Return the material word for word. Do not include pictures.

* [Stored entries]
"""
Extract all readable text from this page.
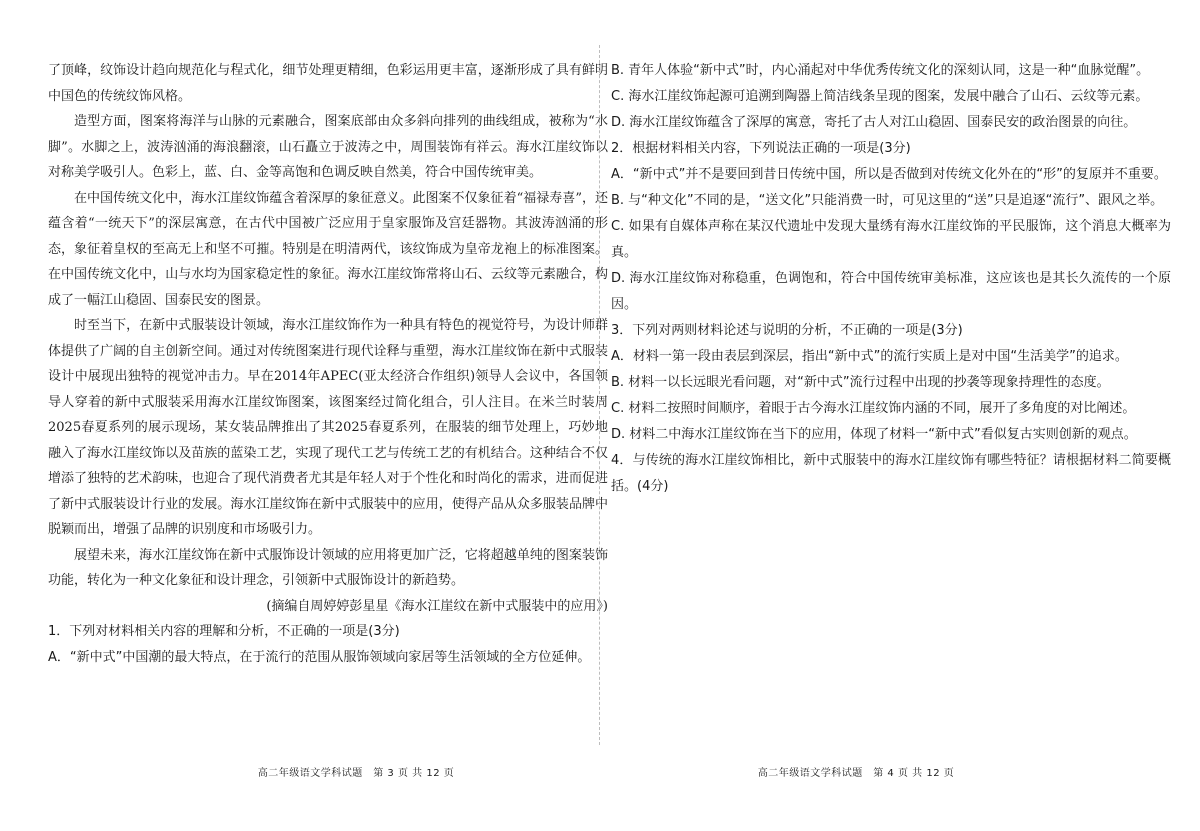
了顶峰，纹饰设计趋向规范化与程式化，细节处理更精细，色彩运用更丰富，逐渐形成了具有鲜明中国色的传统纹饰风格。

造型方面，图案将海洋与山脉的元素融合，图案底部由众多斜向排列的曲线组成，被称为“水脚”。水脚之上，波涛汹涌的海浪翻滚，山石矗立于波涛之中，周围装饰有祥云。海水江崖纹饰以对称美学吸引人。色彩上，蓝、白、金等高饱和色调反映自然美，符合中国传统审美。

在中国传统文化中，海水江崖纹饰蕴含着深厚的象征意义。此图案不仅象征着“福禄寿喜”，还蕴含着“一统天下”的深层寓意，在古代中国被广泛应用于皇家服饰及宫廷器物。其波涛汹涌的形态，象征着皇权的至高无上和坚不可摧。特别是在明清两代，该纹饰成为皇帝龙袍上的标准图案。在中国传统文化中，山与水均为国家稳定性的象征。海水江崖纹饰常将山石、云纹等元素融合，构成了一幅江山稳固、国泰民安的图景。

时至当下，在新中式服装设计领域，海水江崖纹饰作为一种具有特色的视觉符号，为设计师群体提供了广阔的自主创新空间。通过对传统图案进行现代诠释与重塑，海水江崖纹饰在新中式服装设计中展现出独特的视觉冲击力。早在2014年APEC(亚太经济合作组织)领导人会议中，各国领导人穿着的新中式服装采用海水江崖纹饰图案，该图案经过简化组合，引人注目。在米兰时装周2025春夏系列的展示现场，某女装品牌推出了其2025春夏系列，在服装的细节处理上，巧妙地融入了海水江崖纹饰以及苗族的蓝染工艺，实现了现代工艺与传统工艺的有机结合。这种结合不仅增添了独特的艺术韵味，也迎合了现代消费者尤其是年轻人对于个性化和时尚化的需求，进而促进了新中式服装设计行业的发展。海水江崖纹饰在新中式服装中的应用，使得产品从众多服装品牌中脱颖而出，增强了品牌的识别度和市场吸引力。

展望未来，海水江崖纹饰在新中式服饰设计领域的应用将更加广泛，它将超越单纯的图案装饰功能，转化为一种文化象征和设计理念，引领新中式服饰设计的新趋势。

(摘编自周婷婷彭星星《海水江崖纹在新中式服装中的应用》)

1．下列对材料相关内容的理解和分析，不正确的一项是(3分)

A．“新中式”中国潮的最大特点，在于流行的范围从服饰领域向家居等生活领域的全方位延伸。

B. 青年人体验“新中式”时，内心涌起对中华优秀传统文化的深刻认同，这是一种“血脉觉醒”。

C. 海水江崖纹饰起源可追溯到陶器上简洁线条呈现的图案，发展中融合了山石、云纹等元素。

D. 海水江崖纹饰蕴含了深厚的寓意，寄托了古人对江山稳固、国泰民安的政治图景的向往。

2．根据材料相关内容，下列说法正确的一项是(3分)

A．“新中式”并不是要回到昔日传统中国，所以是否做到对传统文化外在的“形”的复原并不重要。

B. 与“种文化”不同的是，“送文化”只能消费一时，可见这里的“送”只是追逐“流行”、跟风之举。

C. 如果有自媒体声称在某汉代遗址中发现大量绣有海水江崖纹饰的平民服饰，这个消息大概率为真。

D. 海水江崖纹饰对称稳重，色调饱和，符合中国传统审美标准，这应该也是其长久流传的一个原因。

3．下列对两则材料论述与说明的分析，不正确的一项是(3分)

A．材料一第一段由表层到深层，指出“新中式”的流行实质上是对中国“生活美学”的追求。

B. 材料一以长远眼光看问题，对“新中式”流行过程中出现的抄袭等现象持理性的态度。

C. 材料二按照时间顺序，着眼于古今海水江崖纹饰内涵的不同，展开了多角度的对比阐述。

D. 材料二中海水江崖纹饰在当下的应用，体现了材料一“新中式”看似复古实则创新的观点。

4．与传统的海水江崖纹饰相比，新中式服装中的海水江崖纹饰有哪些特征？请根据材料二简要概括。(4分)

高二年级语文学科试题　第 3 页 共 12 页	高二年级语文学科试题　第 4 页 共 12 页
"""
* [EXERCISE SOLUTION]
Extract all readable text from this page.
了顶峰，纹饰设计趋向规范化与程式化，细节处理更精细，色彩运用更丰富，逐渐形成了具有鲜明中国色的传统纹饰风格。

造型方面，图案将海洋与山脉的元素融合，图案底部由众多斜向排列的曲线组成，被称为“水脚”。水脚之上，波涛汹涌的海浪翻滚，山石矗立于波涛之中，周围装饰有祥云。海水江崖纹饰以对称美学吸引人。色彩上，蓝、白、金等高饱和色调反映自然美，符合中国传统审美。

在中国传统文化中，海水江崖纹饰蕴含着深厚的象征意义。此图案不仅象征着“福禄寿喜”，还蕴含着“一统天下”的深层寓意，在古代中国被广泛应用于皇家服饰及宫廷器物。其波涛汹涌的形态，象征着皇权的至高无上和坚不可摧。特别是在明清两代，该纹饰成为皇帝龙袍上的标准图案。在中国传统文化中，山与水均为国家稳定性的象征。海水江崖纹饰常将山石、云纹等元素融合，构成了一幅江山稳固、国泰民安的图景。

时至当下，在新中式服装设计领域，海水江崖纹饰作为一种具有特色的视觉符号，为设计师群体提供了广阔的自主创新空间。通过对传统图案进行现代诠释与重塑，海水江崖纹饰在新中式服装设计中展现出独特的视觉冲击力。早在2014年APEC(亚太经济合作组织)领导人会议中，各国领导人穿着的新中式服装采用海水江崖纹饰图案，该图案经过简化组合，引人注目。在米兰时装周2025春夏系列的展示现场，某女装品牌推出了其2025春夏系列，在服装的细节处理上，巧妙地融入了海水江崖纹饰以及苗族的蓝染工艺，实现了现代工艺与传统工艺的有机结合。这种结合不仅增添了独特的艺术韵味，也迎合了现代消费者尤其是年轻人对于个性化和时尚化的需求，进而促进了新中式服装设计行业的发展。海水江崖纹饰在新中式服装中的应用，使得产品从众多服装品牌中脱颖而出，增强了品牌的识别度和市场吸引力。

展望未来，海水江崖纹饰在新中式服饰设计领域的应用将更加广泛，它将超越单纯的图案装饰功能，转化为一种文化象征和设计理念，引领新中式服饰设计的新趋势。

(摘编自周婷婷彭星星《海水江崖纹在新中式服装中的应用》)

1．下列对材料相关内容的理解和分析，不正确的一项是(3分)

A．“新中式”中国潮的最大特点，在于流行的范围从服饰领域向家居等生活领域的全方位延伸。

B. 青年人体验“新中式”时，内心涌起对中华优秀传统文化的深刻认同，这是一种“血脉觉醒”。

C. 海水江崖纹饰起源可追溯到陶器上简洁线条呈现的图案，发展中融合了山石、云纹等元素。

D. 海水江崖纹饰蕴含了深厚的寓意，寄托了古人对江山稳固、国泰民安的政治图景的向往。

2．根据材料相关内容，下列说法正确的一项是(3分)

A．“新中式”并不是要回到昔日传统中国，所以是否做到对传统文化外在的“形”的复原并不重要。

B. 与“种文化”不同的是，“送文化”只能消费一时，可见这里的“送”只是追逐“流行”、跟风之举。

C. 如果有自媒体声称在某汉代遗址中发现大量绣有海水江崖纹饰的平民服饰，这个消息大概率为真。

D. 海水江崖纹饰对称稳重，色调饱和，符合中国传统审美标准，这应该也是其长久流传的一个原因。

3．下列对两则材料论述与说明的分析，不正确的一项是(3分)

A．材料一第一段由表层到深层，指出“新中式”的流行实质上是对中国“生活美学”的追求。

B. 材料一以长远眼光看问题，对“新中式”流行过程中出现的抄袭等现象持理性的态度。

C. 材料二按照时间顺序，着眼于古今海水江崖纹饰内涵的不同，展开了多角度的对比阐述。

D. 材料二中海水江崖纹饰在当下的应用，体现了材料一“新中式”看似复古实则创新的观点。

4．与传统的海水江崖纹饰相比，新中式服装中的海水江崖纹饰有哪些特征？请根据材料二简要概括。(4分)

高二年级语文学科试题　第 3 页 共 12 页	高二年级语文学科试题　第 4 页 共 12 页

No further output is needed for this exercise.